[Task to carry out]
Search the material for the word "minimum" and copy each line that holds it.

[Records for the task]
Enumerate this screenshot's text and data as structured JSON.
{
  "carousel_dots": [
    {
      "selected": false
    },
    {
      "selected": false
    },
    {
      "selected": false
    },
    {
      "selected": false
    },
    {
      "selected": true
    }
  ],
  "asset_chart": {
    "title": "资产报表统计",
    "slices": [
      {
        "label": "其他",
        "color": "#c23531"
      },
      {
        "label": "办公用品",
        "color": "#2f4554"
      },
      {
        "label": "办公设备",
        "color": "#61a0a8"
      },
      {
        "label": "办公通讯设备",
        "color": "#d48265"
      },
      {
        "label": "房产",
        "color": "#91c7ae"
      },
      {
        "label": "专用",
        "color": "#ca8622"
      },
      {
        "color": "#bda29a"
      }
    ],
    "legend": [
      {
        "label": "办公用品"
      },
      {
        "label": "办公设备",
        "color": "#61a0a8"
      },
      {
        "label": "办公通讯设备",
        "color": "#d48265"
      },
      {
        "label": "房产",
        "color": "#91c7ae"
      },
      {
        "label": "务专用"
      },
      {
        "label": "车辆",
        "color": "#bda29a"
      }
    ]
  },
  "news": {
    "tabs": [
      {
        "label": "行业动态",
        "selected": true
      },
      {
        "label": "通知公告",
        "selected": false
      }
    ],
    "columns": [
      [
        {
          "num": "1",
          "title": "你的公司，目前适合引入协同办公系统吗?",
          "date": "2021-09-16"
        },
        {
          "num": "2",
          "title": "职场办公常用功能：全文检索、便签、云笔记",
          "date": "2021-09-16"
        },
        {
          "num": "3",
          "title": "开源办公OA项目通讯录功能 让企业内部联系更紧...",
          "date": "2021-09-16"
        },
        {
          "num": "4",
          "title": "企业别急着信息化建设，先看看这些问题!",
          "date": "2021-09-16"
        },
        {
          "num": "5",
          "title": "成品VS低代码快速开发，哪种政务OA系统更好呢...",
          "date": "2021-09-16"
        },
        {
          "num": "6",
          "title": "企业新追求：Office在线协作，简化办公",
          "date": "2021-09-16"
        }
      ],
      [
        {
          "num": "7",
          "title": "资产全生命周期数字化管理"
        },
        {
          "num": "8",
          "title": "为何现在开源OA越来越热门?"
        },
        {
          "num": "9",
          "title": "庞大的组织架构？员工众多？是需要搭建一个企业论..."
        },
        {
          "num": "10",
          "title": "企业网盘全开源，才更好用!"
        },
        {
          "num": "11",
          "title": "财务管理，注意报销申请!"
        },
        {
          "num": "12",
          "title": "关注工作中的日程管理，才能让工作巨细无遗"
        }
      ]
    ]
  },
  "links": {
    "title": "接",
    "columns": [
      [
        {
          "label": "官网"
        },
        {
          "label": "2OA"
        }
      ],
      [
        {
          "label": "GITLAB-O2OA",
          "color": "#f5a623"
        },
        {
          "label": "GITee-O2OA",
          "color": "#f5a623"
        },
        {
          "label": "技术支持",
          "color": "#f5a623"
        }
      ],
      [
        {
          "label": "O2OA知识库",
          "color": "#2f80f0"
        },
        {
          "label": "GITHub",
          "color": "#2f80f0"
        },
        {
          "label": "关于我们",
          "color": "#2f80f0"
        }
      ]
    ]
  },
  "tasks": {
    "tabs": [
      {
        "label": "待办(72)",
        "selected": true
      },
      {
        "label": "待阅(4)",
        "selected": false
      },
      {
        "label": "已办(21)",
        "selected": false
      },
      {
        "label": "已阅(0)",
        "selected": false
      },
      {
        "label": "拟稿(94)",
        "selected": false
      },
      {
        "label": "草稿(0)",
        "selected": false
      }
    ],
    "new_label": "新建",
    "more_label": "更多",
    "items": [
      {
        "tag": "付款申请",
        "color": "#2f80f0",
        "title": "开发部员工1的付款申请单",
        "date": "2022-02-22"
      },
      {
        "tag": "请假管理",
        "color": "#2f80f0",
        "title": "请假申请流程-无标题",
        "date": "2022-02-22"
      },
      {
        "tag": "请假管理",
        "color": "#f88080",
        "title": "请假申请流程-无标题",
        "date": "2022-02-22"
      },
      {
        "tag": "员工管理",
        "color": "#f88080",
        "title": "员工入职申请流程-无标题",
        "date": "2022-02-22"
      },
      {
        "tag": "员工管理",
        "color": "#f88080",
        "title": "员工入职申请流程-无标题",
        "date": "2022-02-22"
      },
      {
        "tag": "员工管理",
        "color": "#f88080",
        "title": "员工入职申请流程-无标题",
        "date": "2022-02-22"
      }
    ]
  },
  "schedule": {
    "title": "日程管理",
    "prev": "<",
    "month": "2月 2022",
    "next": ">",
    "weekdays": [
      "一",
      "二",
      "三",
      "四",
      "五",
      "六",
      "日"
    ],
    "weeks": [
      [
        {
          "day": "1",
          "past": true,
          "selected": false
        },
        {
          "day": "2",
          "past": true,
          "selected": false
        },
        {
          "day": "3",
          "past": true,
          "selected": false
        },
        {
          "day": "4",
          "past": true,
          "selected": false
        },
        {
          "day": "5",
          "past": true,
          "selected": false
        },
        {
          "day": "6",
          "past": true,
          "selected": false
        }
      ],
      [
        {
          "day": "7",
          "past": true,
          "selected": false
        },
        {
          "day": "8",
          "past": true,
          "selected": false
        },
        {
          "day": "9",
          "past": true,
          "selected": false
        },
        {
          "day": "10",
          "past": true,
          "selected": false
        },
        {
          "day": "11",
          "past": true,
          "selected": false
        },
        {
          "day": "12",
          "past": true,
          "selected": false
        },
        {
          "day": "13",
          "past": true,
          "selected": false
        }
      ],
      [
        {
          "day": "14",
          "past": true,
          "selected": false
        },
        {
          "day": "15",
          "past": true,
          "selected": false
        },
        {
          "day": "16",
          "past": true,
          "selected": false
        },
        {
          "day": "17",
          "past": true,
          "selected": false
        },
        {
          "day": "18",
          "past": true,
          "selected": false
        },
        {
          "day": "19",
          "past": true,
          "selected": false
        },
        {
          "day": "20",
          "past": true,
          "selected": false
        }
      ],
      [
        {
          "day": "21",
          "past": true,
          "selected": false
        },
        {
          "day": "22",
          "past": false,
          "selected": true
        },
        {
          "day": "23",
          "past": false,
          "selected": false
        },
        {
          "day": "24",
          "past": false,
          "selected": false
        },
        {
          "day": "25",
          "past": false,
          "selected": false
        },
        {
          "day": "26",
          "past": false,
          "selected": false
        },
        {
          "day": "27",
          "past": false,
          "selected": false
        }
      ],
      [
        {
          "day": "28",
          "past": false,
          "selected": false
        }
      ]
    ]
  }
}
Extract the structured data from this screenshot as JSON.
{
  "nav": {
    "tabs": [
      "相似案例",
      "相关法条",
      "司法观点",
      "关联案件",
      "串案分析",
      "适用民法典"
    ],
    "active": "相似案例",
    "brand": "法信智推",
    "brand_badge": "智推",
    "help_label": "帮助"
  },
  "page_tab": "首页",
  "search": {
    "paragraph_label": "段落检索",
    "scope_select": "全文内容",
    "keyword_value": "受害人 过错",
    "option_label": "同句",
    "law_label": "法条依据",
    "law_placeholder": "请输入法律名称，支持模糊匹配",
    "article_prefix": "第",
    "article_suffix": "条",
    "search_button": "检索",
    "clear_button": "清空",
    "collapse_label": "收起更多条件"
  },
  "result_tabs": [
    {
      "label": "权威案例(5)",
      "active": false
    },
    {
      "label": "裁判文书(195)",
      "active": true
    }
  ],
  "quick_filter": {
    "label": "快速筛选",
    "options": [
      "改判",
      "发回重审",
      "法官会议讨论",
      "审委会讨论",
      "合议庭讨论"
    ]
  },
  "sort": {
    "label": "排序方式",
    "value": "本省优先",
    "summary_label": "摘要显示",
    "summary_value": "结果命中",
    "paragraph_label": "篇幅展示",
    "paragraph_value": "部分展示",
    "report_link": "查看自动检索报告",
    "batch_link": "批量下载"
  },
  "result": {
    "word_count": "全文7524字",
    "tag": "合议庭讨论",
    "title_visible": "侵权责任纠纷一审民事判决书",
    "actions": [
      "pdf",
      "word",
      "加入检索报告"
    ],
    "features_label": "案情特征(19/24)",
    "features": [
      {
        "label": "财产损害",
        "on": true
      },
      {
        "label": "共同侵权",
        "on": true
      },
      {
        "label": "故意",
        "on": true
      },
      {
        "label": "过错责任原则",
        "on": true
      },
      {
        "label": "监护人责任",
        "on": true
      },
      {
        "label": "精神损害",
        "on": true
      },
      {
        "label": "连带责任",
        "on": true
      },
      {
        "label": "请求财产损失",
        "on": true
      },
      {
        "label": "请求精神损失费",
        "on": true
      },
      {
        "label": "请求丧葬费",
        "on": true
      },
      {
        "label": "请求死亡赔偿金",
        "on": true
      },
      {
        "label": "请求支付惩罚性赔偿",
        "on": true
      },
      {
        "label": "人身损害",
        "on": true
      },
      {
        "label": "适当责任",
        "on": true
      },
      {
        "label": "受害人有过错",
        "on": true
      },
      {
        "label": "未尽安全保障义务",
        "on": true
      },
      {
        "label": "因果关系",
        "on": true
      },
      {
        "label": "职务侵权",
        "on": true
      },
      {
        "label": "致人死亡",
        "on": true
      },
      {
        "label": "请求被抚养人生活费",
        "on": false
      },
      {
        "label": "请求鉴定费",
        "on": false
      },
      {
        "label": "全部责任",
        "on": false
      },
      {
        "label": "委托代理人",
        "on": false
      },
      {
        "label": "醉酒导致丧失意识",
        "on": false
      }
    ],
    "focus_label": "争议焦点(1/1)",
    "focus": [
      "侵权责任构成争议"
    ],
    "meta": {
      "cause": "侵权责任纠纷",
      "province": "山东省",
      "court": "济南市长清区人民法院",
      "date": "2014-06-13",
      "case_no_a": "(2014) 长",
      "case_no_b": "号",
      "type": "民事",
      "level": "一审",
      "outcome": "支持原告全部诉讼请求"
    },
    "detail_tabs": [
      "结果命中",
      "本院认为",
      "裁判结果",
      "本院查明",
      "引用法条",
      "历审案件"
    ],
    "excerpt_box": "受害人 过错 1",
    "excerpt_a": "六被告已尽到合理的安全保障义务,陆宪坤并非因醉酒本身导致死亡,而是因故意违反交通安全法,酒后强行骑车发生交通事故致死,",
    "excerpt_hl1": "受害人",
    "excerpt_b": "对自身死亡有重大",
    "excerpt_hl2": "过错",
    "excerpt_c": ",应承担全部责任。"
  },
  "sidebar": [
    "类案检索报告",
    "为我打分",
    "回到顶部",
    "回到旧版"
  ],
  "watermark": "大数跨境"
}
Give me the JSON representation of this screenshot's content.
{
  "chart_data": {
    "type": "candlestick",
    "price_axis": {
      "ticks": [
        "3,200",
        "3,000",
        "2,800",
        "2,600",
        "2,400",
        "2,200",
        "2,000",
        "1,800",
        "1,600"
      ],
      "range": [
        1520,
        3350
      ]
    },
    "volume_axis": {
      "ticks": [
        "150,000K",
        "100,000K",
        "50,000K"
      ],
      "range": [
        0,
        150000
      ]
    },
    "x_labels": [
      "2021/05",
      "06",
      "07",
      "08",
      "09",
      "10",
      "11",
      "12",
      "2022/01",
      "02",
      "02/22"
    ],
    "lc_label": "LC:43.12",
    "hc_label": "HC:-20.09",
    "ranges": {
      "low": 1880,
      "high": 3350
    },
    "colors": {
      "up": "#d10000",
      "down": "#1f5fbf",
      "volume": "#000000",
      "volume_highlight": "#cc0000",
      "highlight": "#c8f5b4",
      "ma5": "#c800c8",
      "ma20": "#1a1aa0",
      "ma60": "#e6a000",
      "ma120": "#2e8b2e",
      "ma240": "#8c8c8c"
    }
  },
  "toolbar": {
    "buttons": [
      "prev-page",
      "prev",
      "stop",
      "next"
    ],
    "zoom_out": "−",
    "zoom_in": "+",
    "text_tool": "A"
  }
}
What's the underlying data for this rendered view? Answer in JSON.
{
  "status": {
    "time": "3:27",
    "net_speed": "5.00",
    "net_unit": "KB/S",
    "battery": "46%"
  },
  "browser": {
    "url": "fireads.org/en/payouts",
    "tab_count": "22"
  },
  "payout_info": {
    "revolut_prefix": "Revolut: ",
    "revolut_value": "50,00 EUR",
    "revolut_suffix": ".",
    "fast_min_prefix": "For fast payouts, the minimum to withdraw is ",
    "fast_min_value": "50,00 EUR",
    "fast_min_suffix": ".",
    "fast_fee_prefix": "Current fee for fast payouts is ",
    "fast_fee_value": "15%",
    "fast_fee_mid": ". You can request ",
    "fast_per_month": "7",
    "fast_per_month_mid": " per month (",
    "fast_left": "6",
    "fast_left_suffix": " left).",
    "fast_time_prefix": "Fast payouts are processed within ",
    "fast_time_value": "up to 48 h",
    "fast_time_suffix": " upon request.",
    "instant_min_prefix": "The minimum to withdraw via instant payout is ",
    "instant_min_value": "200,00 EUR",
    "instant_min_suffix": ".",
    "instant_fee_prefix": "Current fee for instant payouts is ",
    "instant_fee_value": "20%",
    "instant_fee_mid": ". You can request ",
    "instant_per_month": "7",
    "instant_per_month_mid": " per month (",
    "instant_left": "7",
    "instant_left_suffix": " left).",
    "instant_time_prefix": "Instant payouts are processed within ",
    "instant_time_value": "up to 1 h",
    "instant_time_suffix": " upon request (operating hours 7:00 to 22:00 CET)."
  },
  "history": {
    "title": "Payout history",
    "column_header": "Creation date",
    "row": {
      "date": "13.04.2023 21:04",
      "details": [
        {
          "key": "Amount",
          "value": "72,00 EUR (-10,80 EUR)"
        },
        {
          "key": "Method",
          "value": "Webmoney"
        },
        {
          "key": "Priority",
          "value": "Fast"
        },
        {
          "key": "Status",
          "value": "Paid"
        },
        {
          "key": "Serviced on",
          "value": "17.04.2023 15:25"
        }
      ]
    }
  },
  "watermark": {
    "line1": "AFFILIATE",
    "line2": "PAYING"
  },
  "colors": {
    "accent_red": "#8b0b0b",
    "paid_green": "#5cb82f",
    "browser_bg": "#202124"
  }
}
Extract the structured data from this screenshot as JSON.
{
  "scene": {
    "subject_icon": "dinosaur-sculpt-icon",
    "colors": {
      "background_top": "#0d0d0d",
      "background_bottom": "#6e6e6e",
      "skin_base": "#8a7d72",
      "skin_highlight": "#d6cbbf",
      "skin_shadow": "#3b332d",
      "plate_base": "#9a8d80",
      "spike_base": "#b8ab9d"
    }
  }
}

[Solution to this exercise]
    "fast_min_prefix": "For fast payouts, the minimum to withdraw is ",
    "instant_min_prefix": "The minimum to withdraw via instant payout is ",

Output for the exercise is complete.